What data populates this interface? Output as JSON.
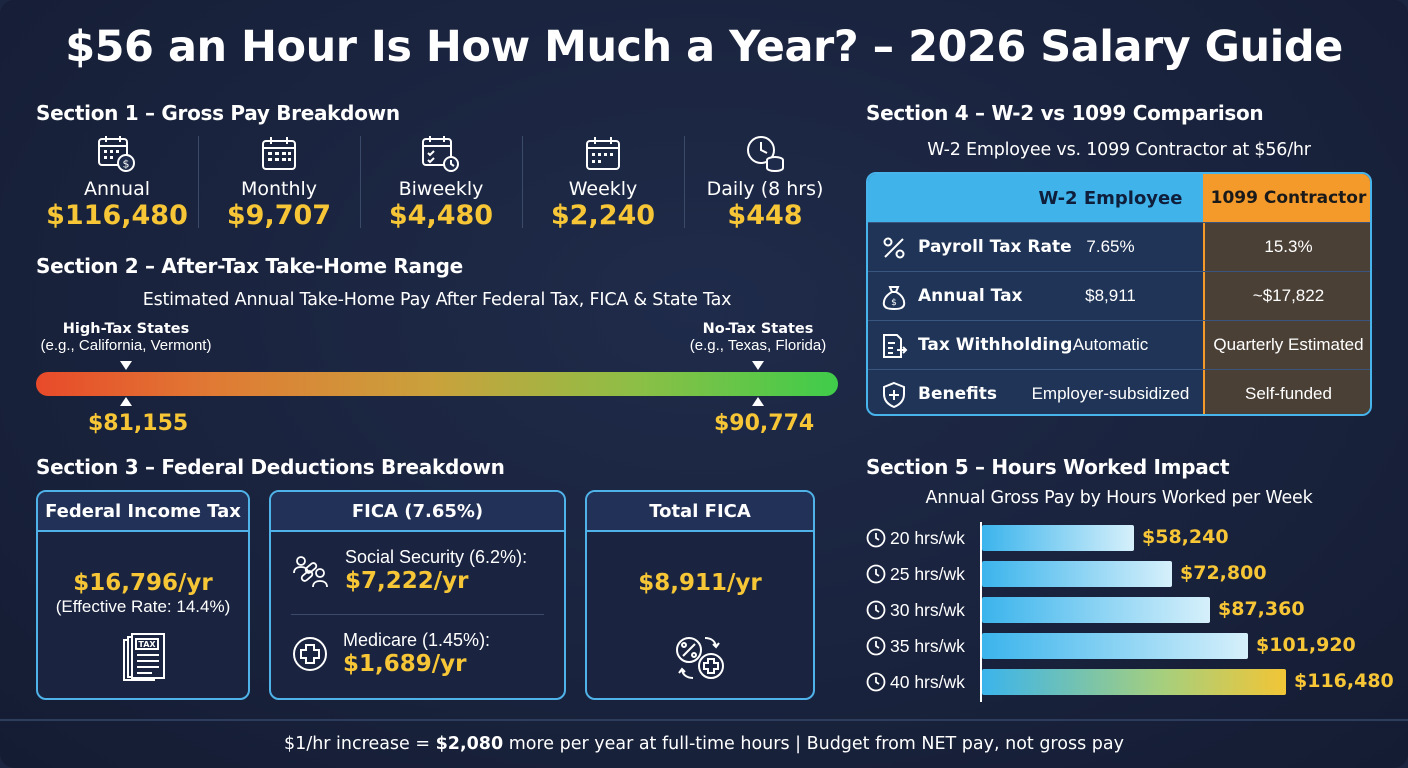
{
  "title": "$56 an Hour Is How Much a Year? – 2026 Salary Guide",
  "section1": {
    "heading": "Section 1 – Gross Pay Breakdown",
    "items": [
      {
        "label": "Annual",
        "value": "$116,480",
        "icon": "calendar-dollar-icon"
      },
      {
        "label": "Monthly",
        "value": "$9,707",
        "icon": "calendar-icon"
      },
      {
        "label": "Biweekly",
        "value": "$4,480",
        "icon": "calendar-clock-icon"
      },
      {
        "label": "Weekly",
        "value": "$2,240",
        "icon": "calendar-week-icon"
      },
      {
        "label": "Daily (8 hrs)",
        "value": "$448",
        "icon": "clock-coins-icon"
      }
    ]
  },
  "section2": {
    "heading": "Section 2 – After-Tax Take-Home Range",
    "subheading": "Estimated Annual Take-Home Pay After Federal Tax, FICA & State Tax",
    "low": {
      "title": "High-Tax States",
      "example": "(e.g., California, Vermont)",
      "value": "$81,155"
    },
    "high": {
      "title": "No-Tax States",
      "example": "(e.g., Texas, Florida)",
      "value": "$90,774"
    }
  },
  "section3": {
    "heading": "Section 3 – Federal Deductions Breakdown",
    "federal": {
      "title": "Federal Income Tax",
      "value": "$16,796/yr",
      "note": "(Effective Rate: 14.4%)",
      "icon_text": "TAX"
    },
    "fica": {
      "title": "FICA (7.65%)",
      "social_security_label": "Social Security (6.2%):",
      "social_security_value": "$7,222/yr",
      "medicare_label": "Medicare (1.45%):",
      "medicare_value": "$1,689/yr"
    },
    "total": {
      "title": "Total FICA",
      "value": "$8,911/yr"
    }
  },
  "section4": {
    "heading": "Section 4 – W-2 vs 1099 Comparison",
    "subheading": "W-2 Employee vs. 1099 Contractor at $56/hr",
    "col_w2": "W-2 Employee",
    "col_1099": "1099 Contractor",
    "rows": [
      {
        "label": "Payroll Tax Rate",
        "w2": "7.65%",
        "c1099": "15.3%",
        "icon": "percent-icon"
      },
      {
        "label": "Annual Tax",
        "w2": "$8,911",
        "c1099": "~$17,822",
        "icon": "money-bag-icon"
      },
      {
        "label": "Tax Withholding",
        "w2": "Automatic",
        "c1099": "Quarterly Estimated",
        "icon": "document-arrow-icon"
      },
      {
        "label": "Benefits",
        "w2": "Employer-subsidized",
        "c1099": "Self-funded",
        "icon": "shield-plus-icon"
      }
    ],
    "colors": {
      "w2_header": "#3fb3ea",
      "c1099_header": "#f49a2a"
    }
  },
  "section5": {
    "heading": "Section 5 – Hours Worked Impact",
    "subheading": "Annual Gross Pay by Hours Worked per Week"
  },
  "chart_data": {
    "type": "bar",
    "orientation": "horizontal",
    "categories": [
      "20 hrs/wk",
      "25 hrs/wk",
      "30 hrs/wk",
      "35 hrs/wk",
      "40 hrs/wk"
    ],
    "values": [
      58240,
      72800,
      87360,
      101920,
      116480
    ],
    "value_labels": [
      "$58,240",
      "$72,800",
      "$87,360",
      "$101,920",
      "$116,480"
    ],
    "title": "Annual Gross Pay by Hours Worked per Week",
    "xlim": [
      0,
      116480
    ]
  },
  "footer": {
    "part1": "$1/hr increase = ",
    "bold": "$2,080",
    "part2": " more per year at full-time hours  |  Budget from NET pay, not gross pay"
  },
  "colors": {
    "accent_gold": "#f7c636",
    "accent_blue": "#4fb3ea",
    "background": "#1b2540"
  }
}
☆ ☆ ☆
Exercise task – Above are the records. Copy every line in them holding "Home".

Answer to this problem –
    "heading": "Section 2 – After-Tax Take-Home Range",
    "subheading": "Estimated Annual Take-Home Pay After Federal Tax, FICA & State Tax",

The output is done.